- PASSAGE:
►

9. Handling Ambiguity: Multiple Masks
A single point prompt is inherently ambiguous. A click on someone’s sleeve could mean: the sleeve, the shirt, or the whole person. All three are valid segmentations.
SAM handles this by predicting 3 masks simultaneously from each prompt, corresponding to three levels of granularity (subpart, part, whole). Each mask also gets an IoU score — the model’s confidence that this mask correctly captures a valid object.
During training, only the mask with the lowest loss is backpropagated:
\[\mathcal{L} = \min_{k} \mathcal{L}(\hat{M}_k, M_{\text{gt}})\]
This “minimum loss” trick (also used in mixture-of-experts and colorization) encourages the model to produce diverse, plausible masks rather than averaging them together into a blurry blob.
At inference, you typically use the highest-scored mask. But if you want to let the user choose, you can show all three.
When multiple prompts are given (which is less ambiguous), SAM suppresses the three-mask output and returns a single mask via a fourth output token trained specifically for that case.
10. Training: Where Do the Prompts Come From?
During training, there is no human clicking on images in real time. Instead, SAM simulates an interactive segmentation session from ground-truth masks.
For each training mask, SAM runs 11 rounds of prompting:
- Round 1: Sample a foreground point or bounding box from the GT mask (with equal probability). Add noise to boxes (std = 10% of box sidelength) to simulate imprecise user inputs.
- Rounds 2–9: Iteratively sample from the error region — foreground points from false negatives, background points from false positives. The previous mask prediction is also passed as a dense prompt.

◄

Return the passage on how SAM handles ambiguous prompts and simulates prompts during training, verbatim and in full. The listing that comes next was taken from a separate source.

- RAW RECORDS:
►

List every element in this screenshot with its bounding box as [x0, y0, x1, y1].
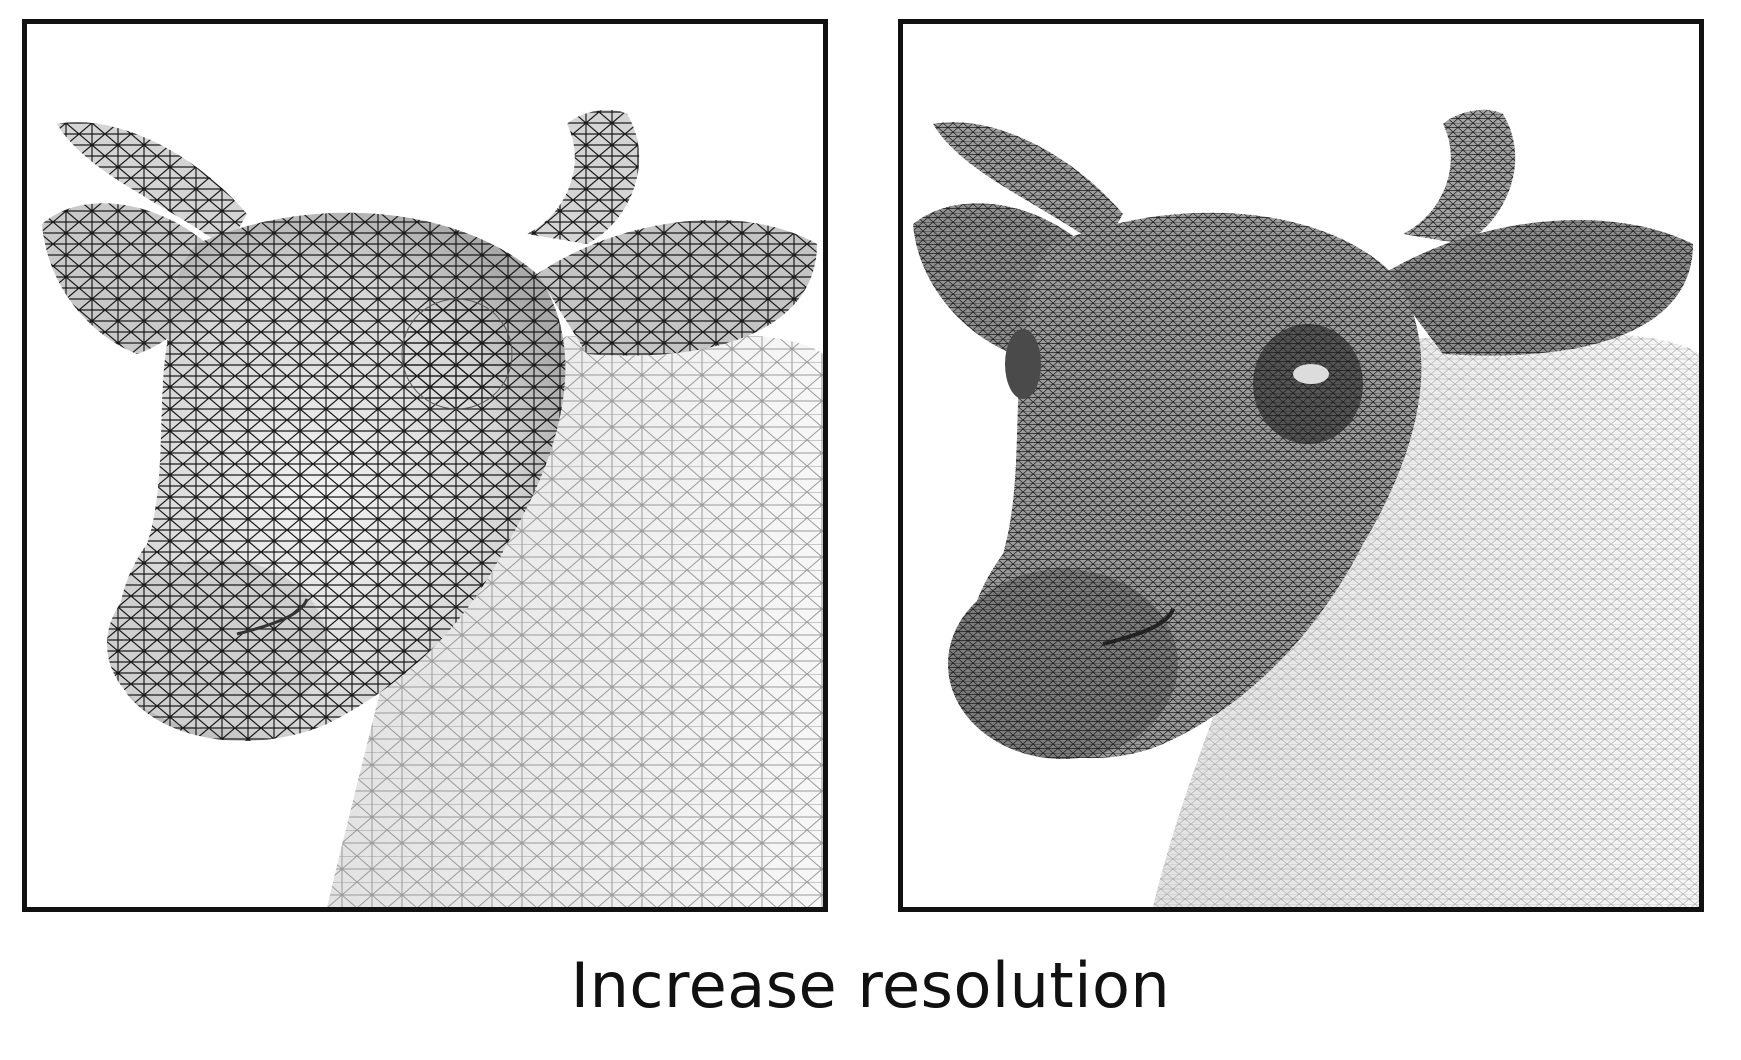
caption: Increase resolution	[570, 949, 1171, 1022]
cow-mesh-fine-icon	[913, 109, 1699, 907]
coarse-mesh-panel	[22, 19, 828, 912]
fine-mesh-panel	[898, 19, 1704, 912]
cow-mesh-coarse-icon	[42, 109, 823, 907]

◄

- TASK RESULT:
9. Handling Ambiguity: Multiple Masks
A single point prompt is inherently ambiguous. A click on someone’s sleeve could mean: the sleeve, the shirt, or the whole person. All three are valid segmentations.
SAM handles this by predicting 3 masks simultaneously from each prompt, corresponding to three levels of granularity (subpart, part, whole). Each mask also gets an IoU score — the model’s confidence that this mask correctly captures a valid object.
During training, only the mask with the lowest loss is backpropagated:
\[\mathcal{L} = \min_{k} \mathcal{L}(\hat{M}_k, M_{\text{gt}})\]
This “minimum loss” trick (also used in mixture-of-experts and colorization) encourages the model to produce diverse, plausible masks rather than averaging them together into a blurry blob.
At inference, you typically use the highest-scored mask. But if you want to let the user choose, you can show all three.
When multiple prompts are given (which is less ambiguous), SAM suppresses the three-mask output and returns a single mask via a fourth output token trained specifically for that case.
10. Training: Where Do the Prompts Come From?
During training, there is no human clicking on images in real time. Instead, SAM simulates an interactive segmentation session from ground-truth masks.
For each training mask, SAM runs 11 rounds of prompting:
- Round 1: Sample a foreground point or bounding box from the GT mask (with equal probability). Add noise to boxes (std = 10% of box sidelength) to simulate imprecise user inputs.
- Rounds 2–9: Iteratively sample from the error region — foreground points from false negatives, background points from false positives. The previous mask prediction is also passed as a dense prompt.